→ INSTRUCTIONS TO FOLLOW
Omit the pictures from the entries below and retype everything else exactly.

→ EXCERPTED RECORDS
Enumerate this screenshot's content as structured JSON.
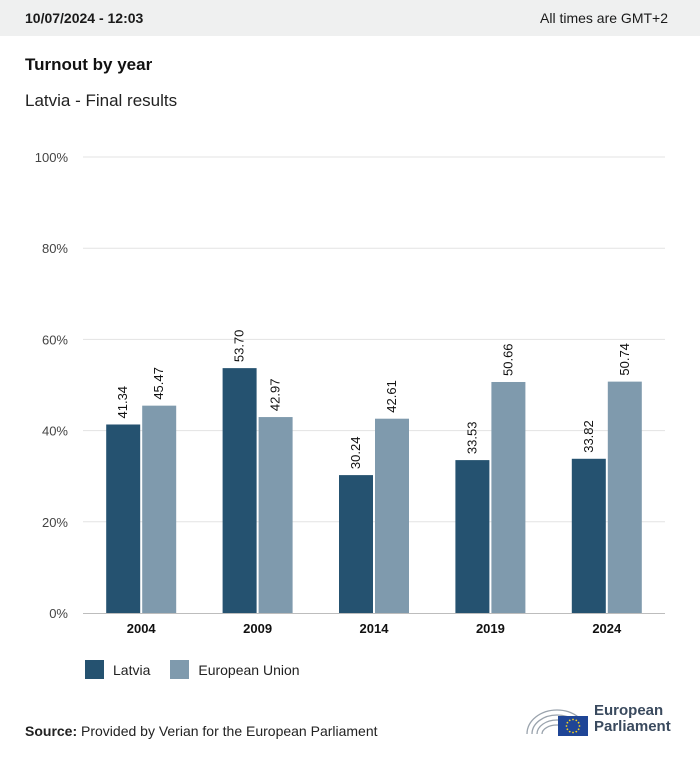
{
  "header": {
    "datetime": "10/07/2024 - 12:03",
    "timezone": "All times are GMT+2"
  },
  "title": "Turnout by year",
  "subtitle": "Latvia - Final results",
  "colors": {
    "latvia": "#255270",
    "eu": "#7f9aad",
    "grid": "#e3e3e3",
    "axis": "#bdbdbd"
  },
  "chart_data": {
    "type": "bar",
    "categories": [
      "2004",
      "2009",
      "2014",
      "2019",
      "2024"
    ],
    "series": [
      {
        "name": "Latvia",
        "values": [
          41.34,
          53.7,
          30.24,
          33.53,
          33.82
        ],
        "labels": [
          "41.34",
          "53.70",
          "30.24",
          "33.53",
          "33.82"
        ]
      },
      {
        "name": "European Union",
        "values": [
          45.47,
          42.97,
          42.61,
          50.66,
          50.74
        ],
        "labels": [
          "45.47",
          "42.97",
          "42.61",
          "50.66",
          "50.74"
        ]
      }
    ],
    "yticks": [
      "0%",
      "20%",
      "40%",
      "60%",
      "80%",
      "100%"
    ],
    "ylim": [
      0,
      100
    ],
    "grid": true,
    "legend": "bottom-left"
  },
  "legend": {
    "latvia": "Latvia",
    "eu": "European Union"
  },
  "source": {
    "label": "Source:",
    "text": " Provided by Verian for the European Parliament"
  },
  "logo": {
    "line1": "European",
    "line2": "Parliament",
    "icon": "european-parliament-logo"
  }
}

→ ANSWER IN FULL
Enumerate this screenshot's content as structured JSON.
{
  "header": {
    "datetime": "10/07/2024 - 12:03",
    "timezone": "All times are GMT+2"
  },
  "title": "Turnout by year",
  "subtitle": "Latvia - Final results",
  "colors": {
    "latvia": "#255270",
    "eu": "#7f9aad",
    "grid": "#e3e3e3",
    "axis": "#bdbdbd"
  },
  "chart_data": {
    "type": "bar",
    "categories": [
      "2004",
      "2009",
      "2014",
      "2019",
      "2024"
    ],
    "series": [
      {
        "name": "Latvia",
        "values": [
          41.34,
          53.7,
          30.24,
          33.53,
          33.82
        ],
        "labels": [
          "41.34",
          "53.70",
          "30.24",
          "33.53",
          "33.82"
        ]
      },
      {
        "name": "European Union",
        "values": [
          45.47,
          42.97,
          42.61,
          50.66,
          50.74
        ],
        "labels": [
          "45.47",
          "42.97",
          "42.61",
          "50.66",
          "50.74"
        ]
      }
    ],
    "yticks": [
      "0%",
      "20%",
      "40%",
      "60%",
      "80%",
      "100%"
    ],
    "ylim": [
      0,
      100
    ],
    "grid": true,
    "legend": "bottom-left"
  },
  "legend": {
    "latvia": "Latvia",
    "eu": "European Union"
  },
  "source": {
    "label": "Source:",
    "text": " Provided by Verian for the European Parliament"
  },
  "logo": {
    "line1": "European",
    "line2": "Parliament",
    "icon": "european-parliament-logo"
  }
}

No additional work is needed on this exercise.